Task:
Locate all lines in the data below that hold "الله" and show them.

Recorded information:
==========

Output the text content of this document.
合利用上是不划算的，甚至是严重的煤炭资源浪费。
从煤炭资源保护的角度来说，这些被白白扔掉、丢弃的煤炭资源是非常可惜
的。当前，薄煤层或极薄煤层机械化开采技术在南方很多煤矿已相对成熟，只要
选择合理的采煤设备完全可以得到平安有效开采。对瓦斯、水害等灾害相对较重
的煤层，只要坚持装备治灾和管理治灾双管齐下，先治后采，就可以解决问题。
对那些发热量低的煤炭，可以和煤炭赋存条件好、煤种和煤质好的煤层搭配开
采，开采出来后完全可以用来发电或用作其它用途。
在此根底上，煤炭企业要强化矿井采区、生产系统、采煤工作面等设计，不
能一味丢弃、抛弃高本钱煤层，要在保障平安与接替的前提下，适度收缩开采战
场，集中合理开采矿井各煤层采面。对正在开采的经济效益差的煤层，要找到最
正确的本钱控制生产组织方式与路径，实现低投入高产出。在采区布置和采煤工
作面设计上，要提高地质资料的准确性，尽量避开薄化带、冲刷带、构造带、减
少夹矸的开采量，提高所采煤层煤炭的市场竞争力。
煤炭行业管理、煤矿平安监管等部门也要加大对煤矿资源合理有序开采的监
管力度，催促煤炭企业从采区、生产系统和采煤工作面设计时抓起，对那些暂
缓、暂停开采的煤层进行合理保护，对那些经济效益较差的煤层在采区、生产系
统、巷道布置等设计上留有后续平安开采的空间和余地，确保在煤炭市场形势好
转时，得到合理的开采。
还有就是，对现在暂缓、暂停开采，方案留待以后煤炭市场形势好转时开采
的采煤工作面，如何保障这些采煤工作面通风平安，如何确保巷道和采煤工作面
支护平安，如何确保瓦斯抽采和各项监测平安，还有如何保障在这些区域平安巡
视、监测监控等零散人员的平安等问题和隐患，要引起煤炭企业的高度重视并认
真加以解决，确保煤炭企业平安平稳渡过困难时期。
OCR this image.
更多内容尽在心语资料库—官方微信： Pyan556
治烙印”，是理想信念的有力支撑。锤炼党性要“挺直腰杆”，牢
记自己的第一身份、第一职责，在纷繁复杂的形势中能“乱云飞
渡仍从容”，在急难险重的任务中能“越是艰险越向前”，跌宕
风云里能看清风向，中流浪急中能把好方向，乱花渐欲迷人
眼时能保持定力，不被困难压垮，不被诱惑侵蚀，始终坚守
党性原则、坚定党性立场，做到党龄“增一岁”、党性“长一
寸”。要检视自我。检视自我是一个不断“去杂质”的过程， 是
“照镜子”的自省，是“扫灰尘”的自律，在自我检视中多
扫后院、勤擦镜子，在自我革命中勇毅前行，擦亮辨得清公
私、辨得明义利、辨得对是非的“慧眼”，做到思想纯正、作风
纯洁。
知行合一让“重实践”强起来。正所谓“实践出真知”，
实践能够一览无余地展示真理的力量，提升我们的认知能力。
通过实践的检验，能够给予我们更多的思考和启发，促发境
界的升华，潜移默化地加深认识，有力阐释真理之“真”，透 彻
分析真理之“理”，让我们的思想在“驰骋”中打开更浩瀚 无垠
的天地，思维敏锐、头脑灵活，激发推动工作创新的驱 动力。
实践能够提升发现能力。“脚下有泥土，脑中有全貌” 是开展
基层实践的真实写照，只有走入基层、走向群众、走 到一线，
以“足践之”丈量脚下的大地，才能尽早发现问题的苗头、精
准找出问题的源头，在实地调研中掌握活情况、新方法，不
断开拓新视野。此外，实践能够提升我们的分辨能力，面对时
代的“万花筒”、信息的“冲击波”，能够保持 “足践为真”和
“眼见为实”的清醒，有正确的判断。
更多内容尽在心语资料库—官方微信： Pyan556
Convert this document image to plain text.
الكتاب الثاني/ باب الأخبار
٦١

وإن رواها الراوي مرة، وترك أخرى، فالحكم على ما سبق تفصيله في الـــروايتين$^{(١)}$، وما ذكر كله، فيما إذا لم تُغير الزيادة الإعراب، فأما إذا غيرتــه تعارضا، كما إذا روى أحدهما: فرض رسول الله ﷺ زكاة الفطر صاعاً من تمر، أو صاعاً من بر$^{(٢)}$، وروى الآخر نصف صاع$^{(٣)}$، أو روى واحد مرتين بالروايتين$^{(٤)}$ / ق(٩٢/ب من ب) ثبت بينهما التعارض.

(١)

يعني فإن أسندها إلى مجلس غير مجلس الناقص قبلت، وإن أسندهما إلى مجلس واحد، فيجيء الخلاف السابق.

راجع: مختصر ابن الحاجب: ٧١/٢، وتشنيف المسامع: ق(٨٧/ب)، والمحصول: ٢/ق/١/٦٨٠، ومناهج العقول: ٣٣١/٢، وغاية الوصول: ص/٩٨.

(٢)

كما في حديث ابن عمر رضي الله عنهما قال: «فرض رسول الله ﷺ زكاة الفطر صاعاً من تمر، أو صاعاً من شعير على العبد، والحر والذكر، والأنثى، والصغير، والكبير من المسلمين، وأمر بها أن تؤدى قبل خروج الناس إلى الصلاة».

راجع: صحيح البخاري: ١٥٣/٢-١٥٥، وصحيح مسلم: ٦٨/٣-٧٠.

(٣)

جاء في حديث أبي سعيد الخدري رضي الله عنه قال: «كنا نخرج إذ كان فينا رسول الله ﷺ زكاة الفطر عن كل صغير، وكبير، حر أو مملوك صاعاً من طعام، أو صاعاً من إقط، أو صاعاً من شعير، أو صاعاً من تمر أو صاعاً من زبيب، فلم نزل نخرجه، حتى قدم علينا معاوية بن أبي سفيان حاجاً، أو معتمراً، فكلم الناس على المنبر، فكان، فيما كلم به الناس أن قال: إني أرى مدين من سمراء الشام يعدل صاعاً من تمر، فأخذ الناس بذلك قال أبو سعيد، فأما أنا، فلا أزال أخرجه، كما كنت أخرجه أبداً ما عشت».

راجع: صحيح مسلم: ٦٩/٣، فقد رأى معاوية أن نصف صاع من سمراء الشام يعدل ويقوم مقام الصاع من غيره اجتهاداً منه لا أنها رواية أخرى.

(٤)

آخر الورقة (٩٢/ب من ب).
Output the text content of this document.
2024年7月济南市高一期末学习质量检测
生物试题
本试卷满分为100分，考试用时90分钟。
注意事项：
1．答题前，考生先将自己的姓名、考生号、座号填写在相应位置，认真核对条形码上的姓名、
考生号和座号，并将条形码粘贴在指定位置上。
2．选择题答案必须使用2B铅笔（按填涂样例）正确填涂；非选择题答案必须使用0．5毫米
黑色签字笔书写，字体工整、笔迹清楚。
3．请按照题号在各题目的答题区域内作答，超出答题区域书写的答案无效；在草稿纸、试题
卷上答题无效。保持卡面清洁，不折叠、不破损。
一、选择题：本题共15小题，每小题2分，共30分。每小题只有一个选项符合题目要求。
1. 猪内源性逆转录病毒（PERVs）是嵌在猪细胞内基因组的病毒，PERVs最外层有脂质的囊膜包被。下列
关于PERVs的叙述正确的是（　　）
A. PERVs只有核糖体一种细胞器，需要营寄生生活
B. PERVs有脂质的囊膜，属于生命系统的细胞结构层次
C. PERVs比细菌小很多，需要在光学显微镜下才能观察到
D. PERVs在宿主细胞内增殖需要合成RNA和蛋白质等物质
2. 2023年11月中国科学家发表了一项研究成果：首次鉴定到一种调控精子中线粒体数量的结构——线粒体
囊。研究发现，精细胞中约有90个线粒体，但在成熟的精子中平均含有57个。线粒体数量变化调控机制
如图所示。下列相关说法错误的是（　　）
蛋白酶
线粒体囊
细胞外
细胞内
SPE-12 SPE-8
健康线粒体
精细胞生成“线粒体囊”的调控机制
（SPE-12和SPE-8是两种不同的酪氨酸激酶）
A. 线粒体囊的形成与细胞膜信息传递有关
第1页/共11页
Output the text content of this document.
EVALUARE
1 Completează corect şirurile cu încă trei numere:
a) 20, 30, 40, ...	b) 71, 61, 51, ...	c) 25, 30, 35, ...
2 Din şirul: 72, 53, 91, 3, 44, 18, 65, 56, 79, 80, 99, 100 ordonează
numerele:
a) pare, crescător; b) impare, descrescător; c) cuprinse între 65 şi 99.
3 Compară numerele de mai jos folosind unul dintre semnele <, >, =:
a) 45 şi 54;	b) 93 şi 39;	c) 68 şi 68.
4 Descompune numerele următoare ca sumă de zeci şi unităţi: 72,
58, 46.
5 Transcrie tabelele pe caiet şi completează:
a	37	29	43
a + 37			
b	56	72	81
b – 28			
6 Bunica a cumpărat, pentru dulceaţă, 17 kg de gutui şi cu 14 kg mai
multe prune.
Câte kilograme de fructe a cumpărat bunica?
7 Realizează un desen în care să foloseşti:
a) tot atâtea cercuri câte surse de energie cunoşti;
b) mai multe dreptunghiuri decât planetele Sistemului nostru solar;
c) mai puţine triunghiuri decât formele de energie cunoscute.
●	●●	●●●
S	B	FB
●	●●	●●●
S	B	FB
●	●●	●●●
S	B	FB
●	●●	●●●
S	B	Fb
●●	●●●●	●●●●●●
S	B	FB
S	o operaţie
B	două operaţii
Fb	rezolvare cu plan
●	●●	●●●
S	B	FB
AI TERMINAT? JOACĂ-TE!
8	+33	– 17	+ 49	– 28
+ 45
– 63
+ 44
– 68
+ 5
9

==========

Task output:
وإن رواها الراوي مرة، وترك أخرى، فالحكم على ما سبق تفصيله في الـــروايتين$^{(١)}$، وما ذكر كله، فيما إذا لم تُغير الزيادة الإعراب، فأما إذا غيرتــه تعارضا، كما إذا روى أحدهما: فرض رسول الله ﷺ زكاة الفطر صاعاً من تمر، أو صاعاً من بر$^{(٢)}$، وروى الآخر نصف صاع$^{(٣)}$، أو روى واحد مرتين بالروايتين$^{(٤)}$ / ق(٩٢/ب من ب) ثبت بينهما التعارض.
كما في حديث ابن عمر رضي الله عنهما قال: «فرض رسول الله ﷺ زكاة الفطر صاعاً من تمر، أو صاعاً من شعير على العبد، والحر والذكر، والأنثى، والصغير، والكبير من المسلمين، وأمر بها أن تؤدى قبل خروج الناس إلى الصلاة».
جاء في حديث أبي سعيد الخدري رضي الله عنه قال: «كنا نخرج إذ كان فينا رسول الله ﷺ زكاة الفطر عن كل صغير، وكبير، حر أو مملوك صاعاً من طعام، أو صاعاً من إقط، أو صاعاً من شعير، أو صاعاً من تمر أو صاعاً من زبيب، فلم نزل نخرجه، حتى قدم علينا معاوية بن أبي سفيان حاجاً، أو معتمراً، فكلم الناس على المنبر، فكان، فيما كلم به الناس أن قال: إني أرى مدين من سمراء الشام يعدل صاعاً من تمر، فأخذ الناس بذلك قال أبو سعيد، فأما أنا، فلا أزال أخرجه، كما كنت أخرجه أبداً ما عشت».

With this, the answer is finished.